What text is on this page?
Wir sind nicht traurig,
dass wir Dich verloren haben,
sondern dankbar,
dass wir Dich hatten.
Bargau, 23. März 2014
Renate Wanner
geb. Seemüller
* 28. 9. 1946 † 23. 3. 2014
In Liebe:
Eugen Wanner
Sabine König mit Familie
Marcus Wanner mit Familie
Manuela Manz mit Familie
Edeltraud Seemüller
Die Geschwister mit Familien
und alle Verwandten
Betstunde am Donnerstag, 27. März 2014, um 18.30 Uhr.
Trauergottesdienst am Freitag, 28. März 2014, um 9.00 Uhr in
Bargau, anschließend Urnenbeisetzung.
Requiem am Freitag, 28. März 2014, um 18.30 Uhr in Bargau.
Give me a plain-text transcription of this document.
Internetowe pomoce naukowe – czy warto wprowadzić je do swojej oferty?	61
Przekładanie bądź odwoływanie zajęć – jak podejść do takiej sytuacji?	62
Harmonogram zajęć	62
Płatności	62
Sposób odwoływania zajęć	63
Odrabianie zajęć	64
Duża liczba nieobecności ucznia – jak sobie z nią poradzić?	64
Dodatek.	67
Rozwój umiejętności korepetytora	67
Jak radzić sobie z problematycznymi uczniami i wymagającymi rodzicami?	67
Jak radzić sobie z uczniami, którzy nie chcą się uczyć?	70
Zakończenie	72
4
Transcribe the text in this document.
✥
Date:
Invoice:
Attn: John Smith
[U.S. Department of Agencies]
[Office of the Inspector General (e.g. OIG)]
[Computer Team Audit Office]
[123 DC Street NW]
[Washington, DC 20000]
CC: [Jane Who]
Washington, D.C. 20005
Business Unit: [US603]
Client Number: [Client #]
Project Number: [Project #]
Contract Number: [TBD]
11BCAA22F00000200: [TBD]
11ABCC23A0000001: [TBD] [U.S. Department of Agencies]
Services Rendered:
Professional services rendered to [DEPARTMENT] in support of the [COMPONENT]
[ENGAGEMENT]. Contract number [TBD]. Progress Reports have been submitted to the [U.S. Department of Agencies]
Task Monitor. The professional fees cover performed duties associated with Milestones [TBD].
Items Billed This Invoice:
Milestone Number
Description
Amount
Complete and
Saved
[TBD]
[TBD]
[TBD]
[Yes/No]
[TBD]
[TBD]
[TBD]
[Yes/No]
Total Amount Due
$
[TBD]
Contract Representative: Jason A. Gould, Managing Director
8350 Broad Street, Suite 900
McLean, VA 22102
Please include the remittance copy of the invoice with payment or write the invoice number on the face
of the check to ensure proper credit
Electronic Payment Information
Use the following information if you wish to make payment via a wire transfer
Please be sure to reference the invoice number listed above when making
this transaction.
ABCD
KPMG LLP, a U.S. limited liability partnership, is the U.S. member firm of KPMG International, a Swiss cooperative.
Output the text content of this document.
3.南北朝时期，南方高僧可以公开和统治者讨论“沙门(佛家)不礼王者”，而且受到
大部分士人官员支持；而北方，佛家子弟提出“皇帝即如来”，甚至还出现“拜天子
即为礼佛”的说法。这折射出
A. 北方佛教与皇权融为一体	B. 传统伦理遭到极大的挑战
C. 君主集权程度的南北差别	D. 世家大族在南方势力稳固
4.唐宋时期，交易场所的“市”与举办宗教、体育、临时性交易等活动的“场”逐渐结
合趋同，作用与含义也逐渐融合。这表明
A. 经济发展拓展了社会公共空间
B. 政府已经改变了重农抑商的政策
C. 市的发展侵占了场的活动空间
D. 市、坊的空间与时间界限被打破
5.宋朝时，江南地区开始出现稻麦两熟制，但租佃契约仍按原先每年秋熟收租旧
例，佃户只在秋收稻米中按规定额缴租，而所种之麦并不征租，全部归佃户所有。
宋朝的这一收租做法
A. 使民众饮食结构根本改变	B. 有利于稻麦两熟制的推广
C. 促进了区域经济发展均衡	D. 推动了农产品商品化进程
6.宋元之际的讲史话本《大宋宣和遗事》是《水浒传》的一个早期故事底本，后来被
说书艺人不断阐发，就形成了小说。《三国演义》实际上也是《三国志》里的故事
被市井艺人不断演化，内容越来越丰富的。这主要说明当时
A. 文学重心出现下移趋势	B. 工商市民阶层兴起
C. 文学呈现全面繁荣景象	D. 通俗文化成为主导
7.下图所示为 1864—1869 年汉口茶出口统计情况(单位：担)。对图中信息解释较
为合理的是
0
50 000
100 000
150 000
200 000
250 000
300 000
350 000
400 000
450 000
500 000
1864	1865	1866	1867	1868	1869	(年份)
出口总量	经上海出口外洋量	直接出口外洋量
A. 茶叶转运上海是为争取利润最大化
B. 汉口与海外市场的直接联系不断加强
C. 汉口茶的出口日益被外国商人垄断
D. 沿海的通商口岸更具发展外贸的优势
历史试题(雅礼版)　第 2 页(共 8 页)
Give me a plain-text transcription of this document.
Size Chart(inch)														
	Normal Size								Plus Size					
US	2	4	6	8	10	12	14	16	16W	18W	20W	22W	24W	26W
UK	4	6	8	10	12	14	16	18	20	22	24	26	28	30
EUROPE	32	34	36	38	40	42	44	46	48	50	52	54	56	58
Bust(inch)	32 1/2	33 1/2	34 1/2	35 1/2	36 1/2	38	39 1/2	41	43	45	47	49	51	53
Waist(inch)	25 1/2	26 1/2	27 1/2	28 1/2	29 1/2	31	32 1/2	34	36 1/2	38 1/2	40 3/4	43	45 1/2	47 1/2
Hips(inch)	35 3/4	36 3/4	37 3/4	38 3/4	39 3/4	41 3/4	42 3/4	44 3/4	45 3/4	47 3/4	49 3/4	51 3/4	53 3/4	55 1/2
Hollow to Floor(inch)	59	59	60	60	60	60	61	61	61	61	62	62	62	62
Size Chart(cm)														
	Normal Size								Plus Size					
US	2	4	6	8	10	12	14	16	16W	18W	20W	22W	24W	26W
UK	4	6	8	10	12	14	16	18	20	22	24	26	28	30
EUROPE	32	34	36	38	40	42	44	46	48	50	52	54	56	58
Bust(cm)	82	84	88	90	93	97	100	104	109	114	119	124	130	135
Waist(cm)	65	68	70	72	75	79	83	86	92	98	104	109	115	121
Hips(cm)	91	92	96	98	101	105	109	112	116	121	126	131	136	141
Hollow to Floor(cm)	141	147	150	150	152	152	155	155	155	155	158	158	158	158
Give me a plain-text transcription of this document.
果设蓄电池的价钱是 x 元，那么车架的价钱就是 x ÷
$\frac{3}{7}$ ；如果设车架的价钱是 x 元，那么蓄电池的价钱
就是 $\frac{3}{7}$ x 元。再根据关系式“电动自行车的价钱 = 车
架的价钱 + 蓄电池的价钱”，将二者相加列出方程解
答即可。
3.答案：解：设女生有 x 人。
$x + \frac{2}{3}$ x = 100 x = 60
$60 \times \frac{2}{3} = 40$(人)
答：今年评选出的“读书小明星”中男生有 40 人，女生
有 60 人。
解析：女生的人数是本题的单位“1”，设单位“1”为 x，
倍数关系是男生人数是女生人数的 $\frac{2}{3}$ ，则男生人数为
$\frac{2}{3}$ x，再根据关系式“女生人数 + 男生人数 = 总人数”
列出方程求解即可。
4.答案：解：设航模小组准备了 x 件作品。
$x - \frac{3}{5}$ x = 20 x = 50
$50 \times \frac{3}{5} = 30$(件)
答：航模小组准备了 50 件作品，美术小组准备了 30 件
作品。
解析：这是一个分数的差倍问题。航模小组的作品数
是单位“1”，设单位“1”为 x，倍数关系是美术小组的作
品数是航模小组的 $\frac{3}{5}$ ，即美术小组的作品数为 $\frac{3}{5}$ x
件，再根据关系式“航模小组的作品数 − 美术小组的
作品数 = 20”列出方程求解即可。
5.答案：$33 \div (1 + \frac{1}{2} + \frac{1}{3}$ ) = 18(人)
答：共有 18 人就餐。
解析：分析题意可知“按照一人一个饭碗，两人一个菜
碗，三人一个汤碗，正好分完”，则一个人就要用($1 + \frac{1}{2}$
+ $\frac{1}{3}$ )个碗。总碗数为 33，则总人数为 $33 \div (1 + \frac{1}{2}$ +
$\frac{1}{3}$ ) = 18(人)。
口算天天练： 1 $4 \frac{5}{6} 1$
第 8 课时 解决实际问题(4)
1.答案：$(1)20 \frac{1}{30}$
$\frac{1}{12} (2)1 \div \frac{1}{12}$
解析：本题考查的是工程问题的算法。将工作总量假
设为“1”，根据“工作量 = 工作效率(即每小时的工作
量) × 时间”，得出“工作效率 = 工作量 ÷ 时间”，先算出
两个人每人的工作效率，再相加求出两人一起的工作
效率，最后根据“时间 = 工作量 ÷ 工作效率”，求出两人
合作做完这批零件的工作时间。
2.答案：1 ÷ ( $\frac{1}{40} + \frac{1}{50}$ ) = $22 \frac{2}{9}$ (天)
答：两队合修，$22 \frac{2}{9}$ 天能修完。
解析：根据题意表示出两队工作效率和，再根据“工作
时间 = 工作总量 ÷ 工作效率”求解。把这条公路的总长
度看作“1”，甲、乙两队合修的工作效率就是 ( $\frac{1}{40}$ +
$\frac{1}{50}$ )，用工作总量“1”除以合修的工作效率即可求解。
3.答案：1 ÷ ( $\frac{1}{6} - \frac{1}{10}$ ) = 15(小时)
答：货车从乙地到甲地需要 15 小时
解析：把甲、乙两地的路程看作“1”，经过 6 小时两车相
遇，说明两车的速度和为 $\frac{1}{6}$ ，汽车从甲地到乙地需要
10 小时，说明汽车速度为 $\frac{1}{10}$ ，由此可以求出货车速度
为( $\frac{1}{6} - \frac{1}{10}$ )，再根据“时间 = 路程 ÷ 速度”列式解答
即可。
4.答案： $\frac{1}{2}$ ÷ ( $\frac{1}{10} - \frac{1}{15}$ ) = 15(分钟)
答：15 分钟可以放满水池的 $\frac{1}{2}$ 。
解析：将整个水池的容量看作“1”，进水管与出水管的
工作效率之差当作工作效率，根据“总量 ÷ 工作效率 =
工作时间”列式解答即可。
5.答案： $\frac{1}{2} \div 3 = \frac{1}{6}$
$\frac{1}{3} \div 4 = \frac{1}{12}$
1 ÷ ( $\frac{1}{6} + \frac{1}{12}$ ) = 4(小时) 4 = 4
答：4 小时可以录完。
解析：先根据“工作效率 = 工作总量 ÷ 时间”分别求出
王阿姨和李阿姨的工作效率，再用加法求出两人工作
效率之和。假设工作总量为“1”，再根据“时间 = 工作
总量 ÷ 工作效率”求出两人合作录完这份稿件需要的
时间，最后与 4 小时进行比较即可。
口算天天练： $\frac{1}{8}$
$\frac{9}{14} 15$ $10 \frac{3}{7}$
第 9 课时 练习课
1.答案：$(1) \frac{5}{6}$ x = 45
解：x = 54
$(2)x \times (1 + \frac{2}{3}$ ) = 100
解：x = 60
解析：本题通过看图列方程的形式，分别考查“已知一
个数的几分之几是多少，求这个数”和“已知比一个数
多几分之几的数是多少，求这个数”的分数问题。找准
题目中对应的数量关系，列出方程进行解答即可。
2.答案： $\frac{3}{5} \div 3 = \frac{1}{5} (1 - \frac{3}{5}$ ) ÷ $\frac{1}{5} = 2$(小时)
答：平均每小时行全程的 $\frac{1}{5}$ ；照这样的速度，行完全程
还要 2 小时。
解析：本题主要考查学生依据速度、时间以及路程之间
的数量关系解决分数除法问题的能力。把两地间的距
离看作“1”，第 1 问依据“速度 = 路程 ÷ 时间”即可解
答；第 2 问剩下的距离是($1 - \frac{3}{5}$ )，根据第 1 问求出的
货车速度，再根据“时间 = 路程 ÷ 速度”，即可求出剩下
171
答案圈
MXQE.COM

##########

Tally the lines in this data that hold the word "Seemüller" and state only the count.

2